++++ SUPPLIED RECORDS ++++

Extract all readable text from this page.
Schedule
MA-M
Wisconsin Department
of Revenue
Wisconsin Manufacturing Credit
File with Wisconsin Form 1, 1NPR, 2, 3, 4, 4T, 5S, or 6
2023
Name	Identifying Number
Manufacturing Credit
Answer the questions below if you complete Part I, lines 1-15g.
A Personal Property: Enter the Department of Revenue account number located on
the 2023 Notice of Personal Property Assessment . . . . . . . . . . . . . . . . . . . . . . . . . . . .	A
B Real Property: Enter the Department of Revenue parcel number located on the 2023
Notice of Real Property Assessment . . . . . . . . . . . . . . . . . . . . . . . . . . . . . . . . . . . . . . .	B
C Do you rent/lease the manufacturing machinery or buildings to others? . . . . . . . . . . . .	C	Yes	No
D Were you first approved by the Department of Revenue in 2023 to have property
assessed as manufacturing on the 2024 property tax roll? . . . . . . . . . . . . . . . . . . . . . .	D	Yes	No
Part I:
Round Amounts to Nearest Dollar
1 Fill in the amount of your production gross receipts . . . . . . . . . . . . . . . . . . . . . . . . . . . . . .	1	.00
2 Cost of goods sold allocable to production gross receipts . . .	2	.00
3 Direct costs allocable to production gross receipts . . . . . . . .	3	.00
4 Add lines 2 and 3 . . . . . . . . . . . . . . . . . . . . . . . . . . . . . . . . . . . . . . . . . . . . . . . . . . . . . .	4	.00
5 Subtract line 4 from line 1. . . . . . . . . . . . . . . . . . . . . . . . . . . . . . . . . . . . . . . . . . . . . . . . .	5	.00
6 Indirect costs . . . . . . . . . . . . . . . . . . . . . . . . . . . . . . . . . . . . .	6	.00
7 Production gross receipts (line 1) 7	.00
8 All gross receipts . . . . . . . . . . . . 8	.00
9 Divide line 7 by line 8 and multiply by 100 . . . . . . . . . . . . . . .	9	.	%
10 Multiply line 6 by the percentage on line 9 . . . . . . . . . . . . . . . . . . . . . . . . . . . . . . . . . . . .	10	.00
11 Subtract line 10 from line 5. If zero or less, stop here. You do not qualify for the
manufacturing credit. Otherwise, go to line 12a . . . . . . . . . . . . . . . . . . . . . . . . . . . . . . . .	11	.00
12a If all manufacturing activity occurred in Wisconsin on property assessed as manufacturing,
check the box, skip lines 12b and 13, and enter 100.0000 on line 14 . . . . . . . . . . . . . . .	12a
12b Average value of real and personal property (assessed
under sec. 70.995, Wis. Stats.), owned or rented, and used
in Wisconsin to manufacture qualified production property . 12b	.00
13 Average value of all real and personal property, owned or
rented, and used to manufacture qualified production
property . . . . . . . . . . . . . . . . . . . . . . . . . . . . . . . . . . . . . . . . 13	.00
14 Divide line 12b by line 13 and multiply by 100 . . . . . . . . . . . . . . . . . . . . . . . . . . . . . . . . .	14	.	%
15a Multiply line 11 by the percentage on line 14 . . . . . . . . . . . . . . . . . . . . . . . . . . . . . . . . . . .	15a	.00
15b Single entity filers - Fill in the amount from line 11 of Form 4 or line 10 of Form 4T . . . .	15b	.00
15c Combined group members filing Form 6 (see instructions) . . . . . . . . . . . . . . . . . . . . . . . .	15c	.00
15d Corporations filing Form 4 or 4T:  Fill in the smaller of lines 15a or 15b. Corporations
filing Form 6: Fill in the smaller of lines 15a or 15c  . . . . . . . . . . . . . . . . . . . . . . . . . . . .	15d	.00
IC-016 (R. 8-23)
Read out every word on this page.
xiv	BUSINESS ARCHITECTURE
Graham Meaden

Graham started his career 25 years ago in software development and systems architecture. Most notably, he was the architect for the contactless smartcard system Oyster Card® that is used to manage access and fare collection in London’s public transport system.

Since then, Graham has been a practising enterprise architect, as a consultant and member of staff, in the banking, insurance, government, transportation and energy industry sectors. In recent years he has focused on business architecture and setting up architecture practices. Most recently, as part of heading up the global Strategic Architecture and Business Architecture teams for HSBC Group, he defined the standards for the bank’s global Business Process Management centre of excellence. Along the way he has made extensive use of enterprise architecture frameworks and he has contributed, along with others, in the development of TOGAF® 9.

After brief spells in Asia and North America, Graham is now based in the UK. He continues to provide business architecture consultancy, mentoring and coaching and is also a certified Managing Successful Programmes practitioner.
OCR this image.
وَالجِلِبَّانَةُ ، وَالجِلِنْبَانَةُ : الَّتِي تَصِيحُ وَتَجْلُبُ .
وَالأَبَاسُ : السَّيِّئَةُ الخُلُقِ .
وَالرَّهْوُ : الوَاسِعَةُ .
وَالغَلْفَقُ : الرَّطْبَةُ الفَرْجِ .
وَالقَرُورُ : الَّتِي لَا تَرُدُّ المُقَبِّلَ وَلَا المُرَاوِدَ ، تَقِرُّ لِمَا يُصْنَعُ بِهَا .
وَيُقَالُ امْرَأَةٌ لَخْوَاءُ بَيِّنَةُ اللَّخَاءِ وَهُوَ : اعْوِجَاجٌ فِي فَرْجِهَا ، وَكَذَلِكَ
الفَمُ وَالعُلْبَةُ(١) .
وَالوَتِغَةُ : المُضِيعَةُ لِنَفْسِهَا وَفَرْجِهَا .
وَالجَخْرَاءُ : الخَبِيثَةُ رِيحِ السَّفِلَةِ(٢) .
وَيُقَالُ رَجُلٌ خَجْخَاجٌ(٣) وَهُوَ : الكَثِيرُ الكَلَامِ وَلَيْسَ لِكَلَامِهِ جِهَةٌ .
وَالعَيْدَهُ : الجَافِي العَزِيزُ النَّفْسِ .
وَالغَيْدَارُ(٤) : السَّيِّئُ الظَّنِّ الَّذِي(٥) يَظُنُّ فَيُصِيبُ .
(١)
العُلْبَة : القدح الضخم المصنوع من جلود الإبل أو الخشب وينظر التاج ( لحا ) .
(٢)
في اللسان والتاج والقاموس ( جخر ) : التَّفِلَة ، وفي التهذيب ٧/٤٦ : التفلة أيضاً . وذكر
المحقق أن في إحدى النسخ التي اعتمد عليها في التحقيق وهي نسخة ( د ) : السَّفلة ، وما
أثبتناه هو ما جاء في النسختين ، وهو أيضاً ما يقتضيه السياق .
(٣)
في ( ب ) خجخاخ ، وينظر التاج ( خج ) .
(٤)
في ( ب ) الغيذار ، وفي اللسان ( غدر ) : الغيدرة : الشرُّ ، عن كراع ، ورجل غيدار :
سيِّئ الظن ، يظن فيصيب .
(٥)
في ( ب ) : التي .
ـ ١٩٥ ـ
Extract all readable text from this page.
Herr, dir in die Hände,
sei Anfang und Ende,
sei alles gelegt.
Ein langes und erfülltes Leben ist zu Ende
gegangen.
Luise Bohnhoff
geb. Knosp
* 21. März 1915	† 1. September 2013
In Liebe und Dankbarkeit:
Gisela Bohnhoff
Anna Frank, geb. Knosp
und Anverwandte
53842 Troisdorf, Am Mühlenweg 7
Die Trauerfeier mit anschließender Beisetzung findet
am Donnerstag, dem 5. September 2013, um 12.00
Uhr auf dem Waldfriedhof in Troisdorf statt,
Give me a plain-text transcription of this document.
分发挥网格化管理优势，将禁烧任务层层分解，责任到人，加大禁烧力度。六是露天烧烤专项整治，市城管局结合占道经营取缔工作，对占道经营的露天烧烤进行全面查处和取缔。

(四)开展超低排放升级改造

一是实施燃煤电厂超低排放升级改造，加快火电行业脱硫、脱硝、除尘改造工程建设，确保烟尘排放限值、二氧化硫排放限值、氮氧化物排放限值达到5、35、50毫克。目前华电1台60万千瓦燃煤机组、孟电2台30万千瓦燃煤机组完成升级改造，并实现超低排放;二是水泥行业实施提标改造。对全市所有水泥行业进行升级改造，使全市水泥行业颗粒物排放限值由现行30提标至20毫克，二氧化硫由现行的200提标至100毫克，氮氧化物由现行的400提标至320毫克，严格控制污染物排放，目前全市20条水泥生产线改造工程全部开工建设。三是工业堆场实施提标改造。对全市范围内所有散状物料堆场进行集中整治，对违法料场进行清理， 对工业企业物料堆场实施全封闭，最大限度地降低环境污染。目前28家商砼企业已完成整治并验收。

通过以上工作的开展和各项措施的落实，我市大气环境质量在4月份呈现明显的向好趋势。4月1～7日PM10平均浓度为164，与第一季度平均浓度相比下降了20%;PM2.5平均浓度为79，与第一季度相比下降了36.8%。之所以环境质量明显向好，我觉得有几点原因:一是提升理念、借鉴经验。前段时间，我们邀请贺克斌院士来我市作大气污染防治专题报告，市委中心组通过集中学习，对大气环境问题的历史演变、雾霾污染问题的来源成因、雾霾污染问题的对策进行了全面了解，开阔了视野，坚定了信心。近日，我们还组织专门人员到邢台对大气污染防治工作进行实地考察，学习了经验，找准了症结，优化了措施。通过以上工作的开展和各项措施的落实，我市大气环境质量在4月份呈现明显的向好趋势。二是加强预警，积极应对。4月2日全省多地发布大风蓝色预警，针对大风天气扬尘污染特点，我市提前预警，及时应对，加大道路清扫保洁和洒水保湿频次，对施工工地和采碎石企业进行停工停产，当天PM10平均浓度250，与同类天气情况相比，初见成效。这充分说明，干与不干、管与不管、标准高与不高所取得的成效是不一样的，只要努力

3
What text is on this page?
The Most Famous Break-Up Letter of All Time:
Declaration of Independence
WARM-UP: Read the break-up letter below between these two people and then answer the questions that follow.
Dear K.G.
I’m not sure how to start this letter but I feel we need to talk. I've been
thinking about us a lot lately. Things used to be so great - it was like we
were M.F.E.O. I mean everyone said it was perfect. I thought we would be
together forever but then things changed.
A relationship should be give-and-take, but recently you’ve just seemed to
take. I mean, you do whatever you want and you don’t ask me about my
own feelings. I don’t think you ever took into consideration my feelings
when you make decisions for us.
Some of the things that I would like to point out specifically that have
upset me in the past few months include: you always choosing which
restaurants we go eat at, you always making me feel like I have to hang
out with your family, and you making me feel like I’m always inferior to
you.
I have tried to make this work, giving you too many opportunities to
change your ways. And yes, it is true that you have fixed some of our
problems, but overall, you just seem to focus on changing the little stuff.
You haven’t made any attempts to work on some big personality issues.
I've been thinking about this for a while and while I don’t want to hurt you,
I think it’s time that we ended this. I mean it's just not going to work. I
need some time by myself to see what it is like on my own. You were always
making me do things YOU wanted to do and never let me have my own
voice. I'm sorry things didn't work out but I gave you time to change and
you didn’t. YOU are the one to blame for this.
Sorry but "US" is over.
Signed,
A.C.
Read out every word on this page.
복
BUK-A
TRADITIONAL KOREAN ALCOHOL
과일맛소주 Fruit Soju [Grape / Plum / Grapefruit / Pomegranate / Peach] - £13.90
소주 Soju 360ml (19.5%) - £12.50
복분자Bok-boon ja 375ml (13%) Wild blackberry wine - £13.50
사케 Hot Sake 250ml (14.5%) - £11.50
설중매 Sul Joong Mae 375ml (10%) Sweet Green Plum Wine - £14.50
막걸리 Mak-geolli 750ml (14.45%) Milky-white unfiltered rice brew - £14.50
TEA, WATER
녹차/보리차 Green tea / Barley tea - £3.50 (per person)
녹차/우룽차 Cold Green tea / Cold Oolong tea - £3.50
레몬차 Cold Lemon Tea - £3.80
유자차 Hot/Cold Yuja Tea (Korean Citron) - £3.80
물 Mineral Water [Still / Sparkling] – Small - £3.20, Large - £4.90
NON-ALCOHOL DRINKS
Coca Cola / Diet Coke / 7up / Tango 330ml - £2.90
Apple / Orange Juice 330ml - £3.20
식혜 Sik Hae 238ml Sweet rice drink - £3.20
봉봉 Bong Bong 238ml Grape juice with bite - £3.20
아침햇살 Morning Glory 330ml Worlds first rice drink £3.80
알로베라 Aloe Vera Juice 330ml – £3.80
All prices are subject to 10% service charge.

++++

| PROMPT |
Whichever lines contain the string "mean", select and copy them.

| FINAL ANSWER |
were M.F.E.O. I mean everyone said it was perfect. I thought we would be
take. I mean, you do whatever you want and you don’t ask me about my
I think it’s time that we ended this. I mean it's just not going to work. I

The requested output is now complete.